Your instructions
Copy the following data line for line, with no changes.

Data records

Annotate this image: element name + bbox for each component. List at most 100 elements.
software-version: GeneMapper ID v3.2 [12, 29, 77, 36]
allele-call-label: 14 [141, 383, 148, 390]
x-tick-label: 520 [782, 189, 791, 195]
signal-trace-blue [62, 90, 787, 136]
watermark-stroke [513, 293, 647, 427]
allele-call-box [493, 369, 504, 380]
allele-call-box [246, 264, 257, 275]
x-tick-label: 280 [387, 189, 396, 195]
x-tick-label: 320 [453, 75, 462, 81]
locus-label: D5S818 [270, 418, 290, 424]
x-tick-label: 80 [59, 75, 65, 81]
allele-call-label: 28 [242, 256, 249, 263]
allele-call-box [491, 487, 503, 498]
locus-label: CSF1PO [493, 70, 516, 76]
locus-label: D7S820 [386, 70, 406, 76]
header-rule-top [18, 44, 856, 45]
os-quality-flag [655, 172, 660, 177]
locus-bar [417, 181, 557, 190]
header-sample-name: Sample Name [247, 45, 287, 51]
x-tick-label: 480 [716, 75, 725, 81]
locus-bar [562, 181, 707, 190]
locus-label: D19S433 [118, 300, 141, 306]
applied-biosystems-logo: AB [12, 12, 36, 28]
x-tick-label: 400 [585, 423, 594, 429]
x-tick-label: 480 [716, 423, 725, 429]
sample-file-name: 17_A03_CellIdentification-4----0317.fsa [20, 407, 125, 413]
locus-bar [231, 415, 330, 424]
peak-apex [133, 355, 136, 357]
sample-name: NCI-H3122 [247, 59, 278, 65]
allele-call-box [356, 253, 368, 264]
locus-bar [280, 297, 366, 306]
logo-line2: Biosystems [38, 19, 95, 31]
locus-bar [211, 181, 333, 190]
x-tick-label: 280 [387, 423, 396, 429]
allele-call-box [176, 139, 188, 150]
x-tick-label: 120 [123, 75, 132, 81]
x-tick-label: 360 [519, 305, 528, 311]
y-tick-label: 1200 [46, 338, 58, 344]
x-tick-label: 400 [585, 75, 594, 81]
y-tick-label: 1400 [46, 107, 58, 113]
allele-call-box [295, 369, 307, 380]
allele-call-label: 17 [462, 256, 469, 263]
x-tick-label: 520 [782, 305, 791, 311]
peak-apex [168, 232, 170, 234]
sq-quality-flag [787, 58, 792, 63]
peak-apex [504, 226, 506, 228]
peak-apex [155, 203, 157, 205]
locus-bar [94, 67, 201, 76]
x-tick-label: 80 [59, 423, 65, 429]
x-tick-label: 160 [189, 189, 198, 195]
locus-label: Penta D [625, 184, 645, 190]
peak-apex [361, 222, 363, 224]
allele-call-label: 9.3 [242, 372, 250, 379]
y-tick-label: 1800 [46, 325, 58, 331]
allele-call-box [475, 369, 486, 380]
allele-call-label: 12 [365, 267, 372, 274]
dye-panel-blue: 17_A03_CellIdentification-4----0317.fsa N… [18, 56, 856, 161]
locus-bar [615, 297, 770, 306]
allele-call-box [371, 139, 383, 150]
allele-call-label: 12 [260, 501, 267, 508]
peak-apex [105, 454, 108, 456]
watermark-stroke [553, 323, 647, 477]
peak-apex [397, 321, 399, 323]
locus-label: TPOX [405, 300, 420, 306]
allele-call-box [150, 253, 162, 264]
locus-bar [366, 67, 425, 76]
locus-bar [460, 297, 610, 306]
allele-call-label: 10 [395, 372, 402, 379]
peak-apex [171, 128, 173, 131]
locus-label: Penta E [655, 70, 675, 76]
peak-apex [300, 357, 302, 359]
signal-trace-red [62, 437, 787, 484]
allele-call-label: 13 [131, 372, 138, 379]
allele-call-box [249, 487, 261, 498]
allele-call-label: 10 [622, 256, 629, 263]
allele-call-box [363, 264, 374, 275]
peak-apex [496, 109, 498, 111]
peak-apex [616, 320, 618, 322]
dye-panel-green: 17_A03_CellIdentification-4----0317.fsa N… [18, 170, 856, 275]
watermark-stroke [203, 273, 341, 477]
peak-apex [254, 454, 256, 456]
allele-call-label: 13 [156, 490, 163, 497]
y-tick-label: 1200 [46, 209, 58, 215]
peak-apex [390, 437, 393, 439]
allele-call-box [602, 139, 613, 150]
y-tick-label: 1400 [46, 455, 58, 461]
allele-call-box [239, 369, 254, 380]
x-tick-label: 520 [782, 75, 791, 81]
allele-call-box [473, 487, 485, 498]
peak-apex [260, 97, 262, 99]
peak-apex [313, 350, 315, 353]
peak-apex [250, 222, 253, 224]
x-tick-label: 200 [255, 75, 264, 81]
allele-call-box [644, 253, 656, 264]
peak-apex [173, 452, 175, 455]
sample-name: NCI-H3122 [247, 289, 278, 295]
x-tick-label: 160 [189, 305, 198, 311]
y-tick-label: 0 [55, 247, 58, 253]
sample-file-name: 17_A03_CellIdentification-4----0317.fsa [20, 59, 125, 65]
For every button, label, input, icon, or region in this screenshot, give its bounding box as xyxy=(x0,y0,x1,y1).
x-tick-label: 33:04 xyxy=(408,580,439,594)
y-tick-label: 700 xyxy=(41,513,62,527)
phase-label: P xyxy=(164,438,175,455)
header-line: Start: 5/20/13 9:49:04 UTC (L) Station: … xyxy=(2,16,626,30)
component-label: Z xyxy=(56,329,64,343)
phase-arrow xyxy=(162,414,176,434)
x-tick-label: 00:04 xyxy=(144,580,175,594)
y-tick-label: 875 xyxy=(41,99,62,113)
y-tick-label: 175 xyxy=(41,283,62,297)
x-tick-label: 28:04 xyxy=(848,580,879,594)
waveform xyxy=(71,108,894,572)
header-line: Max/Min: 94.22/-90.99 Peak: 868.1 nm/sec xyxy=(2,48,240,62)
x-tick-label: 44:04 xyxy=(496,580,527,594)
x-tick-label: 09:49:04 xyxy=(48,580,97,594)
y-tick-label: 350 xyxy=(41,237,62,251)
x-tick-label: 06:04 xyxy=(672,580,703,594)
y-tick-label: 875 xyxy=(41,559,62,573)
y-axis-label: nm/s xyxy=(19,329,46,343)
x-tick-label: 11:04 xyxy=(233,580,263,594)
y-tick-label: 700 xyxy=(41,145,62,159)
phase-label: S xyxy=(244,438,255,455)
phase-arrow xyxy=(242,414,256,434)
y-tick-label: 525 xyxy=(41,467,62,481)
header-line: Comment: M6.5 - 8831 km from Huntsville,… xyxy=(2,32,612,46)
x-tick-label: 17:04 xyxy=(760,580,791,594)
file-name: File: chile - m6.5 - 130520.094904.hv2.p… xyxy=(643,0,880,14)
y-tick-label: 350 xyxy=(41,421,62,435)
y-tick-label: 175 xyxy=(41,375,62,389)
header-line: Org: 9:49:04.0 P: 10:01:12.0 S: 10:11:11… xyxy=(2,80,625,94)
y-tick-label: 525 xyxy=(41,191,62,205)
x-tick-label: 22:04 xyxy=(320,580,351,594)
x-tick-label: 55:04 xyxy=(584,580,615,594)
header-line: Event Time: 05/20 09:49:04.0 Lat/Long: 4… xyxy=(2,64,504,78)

Final result
Annotate this image: element name + bbox for each component. List at most 100 elements.
software-version: GeneMapper ID v3.2 [12, 29, 77, 36]
allele-call-label: 14 [141, 383, 148, 390]
x-tick-label: 520 [782, 189, 791, 195]
signal-trace-blue [62, 90, 787, 136]
watermark-stroke [513, 293, 647, 427]
allele-call-box [493, 369, 504, 380]
allele-call-box [246, 264, 257, 275]
x-tick-label: 280 [387, 189, 396, 195]
x-tick-label: 320 [453, 75, 462, 81]
locus-label: D5S818 [270, 418, 290, 424]
x-tick-label: 80 [59, 75, 65, 81]
allele-call-label: 28 [242, 256, 249, 263]
allele-call-box [491, 487, 503, 498]
locus-label: CSF1PO [493, 70, 516, 76]
locus-label: D7S820 [386, 70, 406, 76]
header-rule-top [18, 44, 856, 45]
os-quality-flag [655, 172, 660, 177]
locus-bar [417, 181, 557, 190]
header-sample-name: Sample Name [247, 45, 287, 51]
x-tick-label: 480 [716, 75, 725, 81]
locus-bar [562, 181, 707, 190]
locus-label: D19S433 [118, 300, 141, 306]
applied-biosystems-logo: AB [12, 12, 36, 28]
x-tick-label: 400 [585, 423, 594, 429]
x-tick-label: 480 [716, 423, 725, 429]
sample-file-name: 17_A03_CellIdentification-4----0317.fsa [20, 407, 125, 413]
locus-bar [231, 415, 330, 424]
peak-apex [133, 355, 136, 357]
sample-name: NCI-H3122 [247, 59, 278, 65]
allele-call-box [356, 253, 368, 264]
locus-bar [280, 297, 366, 306]
logo-line2: Biosystems [38, 19, 95, 31]
locus-bar [211, 181, 333, 190]
x-tick-label: 280 [387, 423, 396, 429]
allele-call-box [176, 139, 188, 150]
x-tick-label: 120 [123, 75, 132, 81]
x-tick-label: 360 [519, 305, 528, 311]
y-tick-label: 1200 [46, 338, 58, 344]
x-tick-label: 400 [585, 75, 594, 81]
y-tick-label: 1400 [46, 107, 58, 113]
allele-call-box [295, 369, 307, 380]
allele-call-label: 17 [462, 256, 469, 263]
x-tick-label: 520 [782, 305, 791, 311]
peak-apex [168, 232, 170, 234]
sq-quality-flag [787, 58, 792, 63]
peak-apex [504, 226, 506, 228]
peak-apex [155, 203, 157, 205]
locus-bar [94, 67, 201, 76]
x-tick-label: 80 [59, 423, 65, 429]
x-tick-label: 160 [189, 189, 198, 195]
locus-label: Penta D [625, 184, 645, 190]
peak-apex [361, 222, 363, 224]
allele-call-label: 9.3 [242, 372, 250, 379]
y-tick-label: 1800 [46, 325, 58, 331]
allele-call-box [475, 369, 486, 380]
allele-call-label: 12 [365, 267, 372, 274]
dye-panel-blue: 17_A03_CellIdentification-4----0317.fsa N… [18, 56, 856, 161]
locus-bar [615, 297, 770, 306]
allele-call-box [371, 139, 383, 150]
allele-call-label: 12 [260, 501, 267, 508]
peak-apex [105, 454, 108, 456]
watermark-stroke [553, 323, 647, 477]
peak-apex [397, 321, 399, 323]
locus-label: TPOX [405, 300, 420, 306]
allele-call-box [150, 253, 162, 264]
locus-bar [366, 67, 425, 76]
locus-bar [460, 297, 610, 306]
allele-call-label: 10 [395, 372, 402, 379]
peak-apex [171, 128, 173, 131]
locus-label: Penta E [655, 70, 675, 76]
peak-apex [300, 357, 302, 359]
signal-trace-red [62, 437, 787, 484]
allele-call-label: 13 [131, 372, 138, 379]
allele-call-box [249, 487, 261, 498]
allele-call-label: 10 [622, 256, 629, 263]
allele-call-box [363, 264, 374, 275]
peak-apex [496, 109, 498, 111]
peak-apex [616, 320, 618, 322]
dye-panel-green: 17_A03_CellIdentification-4----0317.fsa N… [18, 170, 856, 275]
watermark-stroke [203, 273, 341, 477]
peak-apex [254, 454, 256, 456]
allele-call-label: 13 [156, 490, 163, 497]
y-tick-label: 1200 [46, 209, 58, 215]
peak-apex [390, 437, 393, 439]
allele-call-box [602, 139, 613, 150]
y-tick-label: 1400 [46, 455, 58, 461]
allele-call-box [239, 369, 254, 380]
x-tick-label: 520 [782, 75, 791, 81]
allele-call-box [473, 487, 485, 498]
peak-apex [260, 97, 262, 99]
peak-apex [313, 350, 315, 353]
peak-apex [250, 222, 253, 224]
x-tick-label: 200 [255, 75, 264, 81]
allele-call-box [644, 253, 656, 264]
peak-apex [173, 452, 175, 455]
sample-name: NCI-H3122 [247, 289, 278, 295]
x-tick-label: 160 [189, 305, 198, 311]
y-tick-label: 0 [55, 247, 58, 253]
sample-file-name: 17_A03_CellIdentification-4----0317.fsa [20, 59, 125, 65]
For every button, label, input, icon, or region in this screenshot, give its bounding box as xyxy=(x0,y0,x1,y1).
x-tick-label: 33:04 xyxy=(408,580,439,594)
y-tick-label: 700 xyxy=(41,513,62,527)
phase-label: P xyxy=(164,438,175,455)
header-line: Start: 5/20/13 9:49:04 UTC (L) Station: … xyxy=(2,16,626,30)
component-label: Z xyxy=(56,329,64,343)
phase-arrow xyxy=(162,414,176,434)
x-tick-label: 00:04 xyxy=(144,580,175,594)
y-tick-label: 875 xyxy=(41,99,62,113)
y-tick-label: 175 xyxy=(41,283,62,297)
x-tick-label: 28:04 xyxy=(848,580,879,594)
waveform xyxy=(71,108,894,572)
header-line: Max/Min: 94.22/-90.99 Peak: 868.1 nm/sec xyxy=(2,48,240,62)
x-tick-label: 44:04 xyxy=(496,580,527,594)
x-tick-label: 09:49:04 xyxy=(48,580,97,594)
y-tick-label: 350 xyxy=(41,237,62,251)
x-tick-label: 06:04 xyxy=(672,580,703,594)
y-tick-label: 875 xyxy=(41,559,62,573)
y-axis-label: nm/s xyxy=(19,329,46,343)
x-tick-label: 11:04 xyxy=(233,580,263,594)
y-tick-label: 700 xyxy=(41,145,62,159)
phase-label: S xyxy=(244,438,255,455)
phase-arrow xyxy=(242,414,256,434)
y-tick-label: 525 xyxy=(41,467,62,481)
header-line: Comment: M6.5 - 8831 km from Huntsville,… xyxy=(2,32,612,46)
x-tick-label: 17:04 xyxy=(760,580,791,594)
file-name: File: chile - m6.5 - 130520.094904.hv2.p… xyxy=(643,0,880,14)
y-tick-label: 350 xyxy=(41,421,62,435)
y-tick-label: 175 xyxy=(41,375,62,389)
header-line: Org: 9:49:04.0 P: 10:01:12.0 S: 10:11:11… xyxy=(2,80,625,94)
y-tick-label: 525 xyxy=(41,191,62,205)
x-tick-label: 22:04 xyxy=(320,580,351,594)
x-tick-label: 55:04 xyxy=(584,580,615,594)
header-line: Event Time: 05/20 09:49:04.0 Lat/Long: 4… xyxy=(2,64,504,78)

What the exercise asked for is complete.